(Layout element annotations)
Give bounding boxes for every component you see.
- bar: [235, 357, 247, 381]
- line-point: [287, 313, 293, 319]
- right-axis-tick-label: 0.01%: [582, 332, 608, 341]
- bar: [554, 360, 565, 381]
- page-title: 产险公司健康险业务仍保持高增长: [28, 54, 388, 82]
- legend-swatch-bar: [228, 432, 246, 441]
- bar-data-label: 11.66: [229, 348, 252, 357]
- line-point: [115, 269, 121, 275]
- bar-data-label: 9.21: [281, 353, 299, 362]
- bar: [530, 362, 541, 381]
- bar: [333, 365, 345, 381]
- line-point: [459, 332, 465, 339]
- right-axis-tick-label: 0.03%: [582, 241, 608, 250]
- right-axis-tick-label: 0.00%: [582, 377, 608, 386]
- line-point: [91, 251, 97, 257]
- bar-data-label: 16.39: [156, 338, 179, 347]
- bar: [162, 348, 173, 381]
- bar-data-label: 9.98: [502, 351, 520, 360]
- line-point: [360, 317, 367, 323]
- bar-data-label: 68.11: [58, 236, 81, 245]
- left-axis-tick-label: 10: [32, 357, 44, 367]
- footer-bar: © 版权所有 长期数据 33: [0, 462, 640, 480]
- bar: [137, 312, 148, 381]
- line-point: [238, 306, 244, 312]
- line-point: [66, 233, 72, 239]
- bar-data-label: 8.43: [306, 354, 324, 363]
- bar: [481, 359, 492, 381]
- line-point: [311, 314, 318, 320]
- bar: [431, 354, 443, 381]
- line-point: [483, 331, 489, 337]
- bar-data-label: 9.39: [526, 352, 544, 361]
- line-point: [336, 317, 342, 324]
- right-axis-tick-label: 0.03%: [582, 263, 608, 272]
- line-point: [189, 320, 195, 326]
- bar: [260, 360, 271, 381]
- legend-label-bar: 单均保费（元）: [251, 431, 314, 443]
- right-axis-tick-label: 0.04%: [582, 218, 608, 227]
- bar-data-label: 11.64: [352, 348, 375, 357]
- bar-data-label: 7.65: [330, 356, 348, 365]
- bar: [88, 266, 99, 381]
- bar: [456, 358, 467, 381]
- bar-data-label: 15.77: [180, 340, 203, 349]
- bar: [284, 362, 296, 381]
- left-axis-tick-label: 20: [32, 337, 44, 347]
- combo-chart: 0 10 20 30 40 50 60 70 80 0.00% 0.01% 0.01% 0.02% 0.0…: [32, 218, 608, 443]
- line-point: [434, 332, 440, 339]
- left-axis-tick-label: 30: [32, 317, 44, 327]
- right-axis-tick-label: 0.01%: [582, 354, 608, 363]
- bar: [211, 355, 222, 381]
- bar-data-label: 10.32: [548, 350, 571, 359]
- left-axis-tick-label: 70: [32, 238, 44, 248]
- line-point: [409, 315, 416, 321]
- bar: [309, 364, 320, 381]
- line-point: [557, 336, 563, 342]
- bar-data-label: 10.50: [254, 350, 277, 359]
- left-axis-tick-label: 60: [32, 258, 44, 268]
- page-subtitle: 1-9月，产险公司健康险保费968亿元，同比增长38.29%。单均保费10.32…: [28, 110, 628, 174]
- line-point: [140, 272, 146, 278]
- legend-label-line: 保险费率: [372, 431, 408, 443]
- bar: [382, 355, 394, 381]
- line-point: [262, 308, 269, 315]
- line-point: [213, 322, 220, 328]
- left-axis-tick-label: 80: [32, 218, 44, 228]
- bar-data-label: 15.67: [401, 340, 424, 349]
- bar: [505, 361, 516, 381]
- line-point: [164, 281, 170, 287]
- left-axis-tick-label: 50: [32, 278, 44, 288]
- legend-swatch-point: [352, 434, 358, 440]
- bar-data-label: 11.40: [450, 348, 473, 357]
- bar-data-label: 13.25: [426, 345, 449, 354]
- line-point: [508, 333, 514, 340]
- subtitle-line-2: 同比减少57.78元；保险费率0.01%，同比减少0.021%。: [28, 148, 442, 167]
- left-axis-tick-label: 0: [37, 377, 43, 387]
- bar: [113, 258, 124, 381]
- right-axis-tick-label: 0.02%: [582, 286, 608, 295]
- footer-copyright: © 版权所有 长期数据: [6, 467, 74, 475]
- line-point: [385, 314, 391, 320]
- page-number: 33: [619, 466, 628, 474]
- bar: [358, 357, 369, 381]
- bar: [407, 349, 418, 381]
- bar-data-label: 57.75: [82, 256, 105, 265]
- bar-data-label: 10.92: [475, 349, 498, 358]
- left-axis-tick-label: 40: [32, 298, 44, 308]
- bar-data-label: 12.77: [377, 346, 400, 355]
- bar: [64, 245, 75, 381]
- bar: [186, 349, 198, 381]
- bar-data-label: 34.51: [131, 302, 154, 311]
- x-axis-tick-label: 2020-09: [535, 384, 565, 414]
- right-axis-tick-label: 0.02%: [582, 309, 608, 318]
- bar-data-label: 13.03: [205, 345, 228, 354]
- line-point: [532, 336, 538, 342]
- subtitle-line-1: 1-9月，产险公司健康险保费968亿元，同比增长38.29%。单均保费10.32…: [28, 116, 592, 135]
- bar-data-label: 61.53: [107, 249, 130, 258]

**DIRECTIONS**. Retype every line of the listing above, with no changes.

**CORRECT ANSWER**.
Give bounding boxes for every component you see.
- bar: [235, 357, 247, 381]
- line-point: [287, 313, 293, 319]
- right-axis-tick-label: 0.01%: [582, 332, 608, 341]
- bar: [554, 360, 565, 381]
- page-title: 产险公司健康险业务仍保持高增长: [28, 54, 388, 82]
- legend-swatch-bar: [228, 432, 246, 441]
- bar-data-label: 11.66: [229, 348, 252, 357]
- line-point: [115, 269, 121, 275]
- bar-data-label: 9.21: [281, 353, 299, 362]
- bar: [530, 362, 541, 381]
- bar: [333, 365, 345, 381]
- line-point: [459, 332, 465, 339]
- right-axis-tick-label: 0.03%: [582, 241, 608, 250]
- right-axis-tick-label: 0.00%: [582, 377, 608, 386]
- line-point: [91, 251, 97, 257]
- bar-data-label: 16.39: [156, 338, 179, 347]
- bar: [162, 348, 173, 381]
- bar-data-label: 9.98: [502, 351, 520, 360]
- line-point: [360, 317, 367, 323]
- bar-data-label: 68.11: [58, 236, 81, 245]
- left-axis-tick-label: 10: [32, 357, 44, 367]
- footer-bar: © 版权所有 长期数据 33: [0, 462, 640, 480]
- bar: [137, 312, 148, 381]
- line-point: [238, 306, 244, 312]
- line-point: [66, 233, 72, 239]
- bar-data-label: 8.43: [306, 354, 324, 363]
- bar: [481, 359, 492, 381]
- line-point: [311, 314, 318, 320]
- bar: [431, 354, 443, 381]
- line-point: [483, 331, 489, 337]
- bar-data-label: 9.39: [526, 352, 544, 361]
- line-point: [336, 317, 342, 324]
- right-axis-tick-label: 0.03%: [582, 263, 608, 272]
- line-point: [189, 320, 195, 326]
- bar: [260, 360, 271, 381]
- legend-label-bar: 单均保费（元）: [251, 431, 314, 443]
- right-axis-tick-label: 0.04%: [582, 218, 608, 227]
- bar-data-label: 11.64: [352, 348, 375, 357]
- bar-data-label: 7.65: [330, 356, 348, 365]
- bar: [88, 266, 99, 381]
- bar: [456, 358, 467, 381]
- bar-data-label: 15.77: [180, 340, 203, 349]
- bar: [284, 362, 296, 381]
- left-axis-tick-label: 20: [32, 337, 44, 347]
- combo-chart: 0 10 20 30 40 50 60 70 80 0.00% 0.01% 0.01% 0.02% 0.0…: [32, 218, 608, 443]
- line-point: [434, 332, 440, 339]
- left-axis-tick-label: 30: [32, 317, 44, 327]
- right-axis-tick-label: 0.01%: [582, 354, 608, 363]
- bar: [211, 355, 222, 381]
- bar-data-label: 10.32: [548, 350, 571, 359]
- left-axis-tick-label: 70: [32, 238, 44, 248]
- line-point: [409, 315, 416, 321]
- bar: [309, 364, 320, 381]
- line-point: [557, 336, 563, 342]
- bar-data-label: 10.50: [254, 350, 277, 359]
- left-axis-tick-label: 60: [32, 258, 44, 268]
- page-subtitle: 1-9月，产险公司健康险保费968亿元，同比增长38.29%。单均保费10.32…: [28, 110, 628, 174]
- line-point: [140, 272, 146, 278]
- legend-label-line: 保险费率: [372, 431, 408, 443]
- bar: [382, 355, 394, 381]
- line-point: [262, 308, 269, 315]
- line-point: [213, 322, 220, 328]
- left-axis-tick-label: 80: [32, 218, 44, 228]
- bar-data-label: 15.67: [401, 340, 424, 349]
- bar: [505, 361, 516, 381]
- line-point: [164, 281, 170, 287]
- left-axis-tick-label: 50: [32, 278, 44, 288]
- legend-swatch-point: [352, 434, 358, 440]
- bar-data-label: 11.40: [450, 348, 473, 357]
- bar-data-label: 13.25: [426, 345, 449, 354]
- line-point: [508, 333, 514, 340]
- subtitle-line-2: 同比减少57.78元；保险费率0.01%，同比减少0.021%。: [28, 148, 442, 167]
- left-axis-tick-label: 0: [37, 377, 43, 387]
- bar: [113, 258, 124, 381]
- right-axis-tick-label: 0.02%: [582, 286, 608, 295]
- footer-copyright: © 版权所有 长期数据: [6, 467, 74, 475]
- line-point: [385, 314, 391, 320]
- page-number: 33: [619, 466, 628, 474]
- bar: [358, 357, 369, 381]
- bar: [407, 349, 418, 381]
- bar-data-label: 57.75: [82, 256, 105, 265]
- bar-data-label: 10.92: [475, 349, 498, 358]
- left-axis-tick-label: 40: [32, 298, 44, 308]
- bar-data-label: 12.77: [377, 346, 400, 355]
- bar: [64, 245, 75, 381]
- bar: [186, 349, 198, 381]
- bar-data-label: 34.51: [131, 302, 154, 311]
- x-axis-tick-label: 2020-09: [535, 384, 565, 414]
- right-axis-tick-label: 0.02%: [582, 309, 608, 318]
- bar-data-label: 13.03: [205, 345, 228, 354]
- line-point: [532, 336, 538, 342]
- subtitle-line-1: 1-9月，产险公司健康险保费968亿元，同比增长38.29%。单均保费10.32…: [28, 116, 592, 135]
- bar-data-label: 61.53: [107, 249, 130, 258]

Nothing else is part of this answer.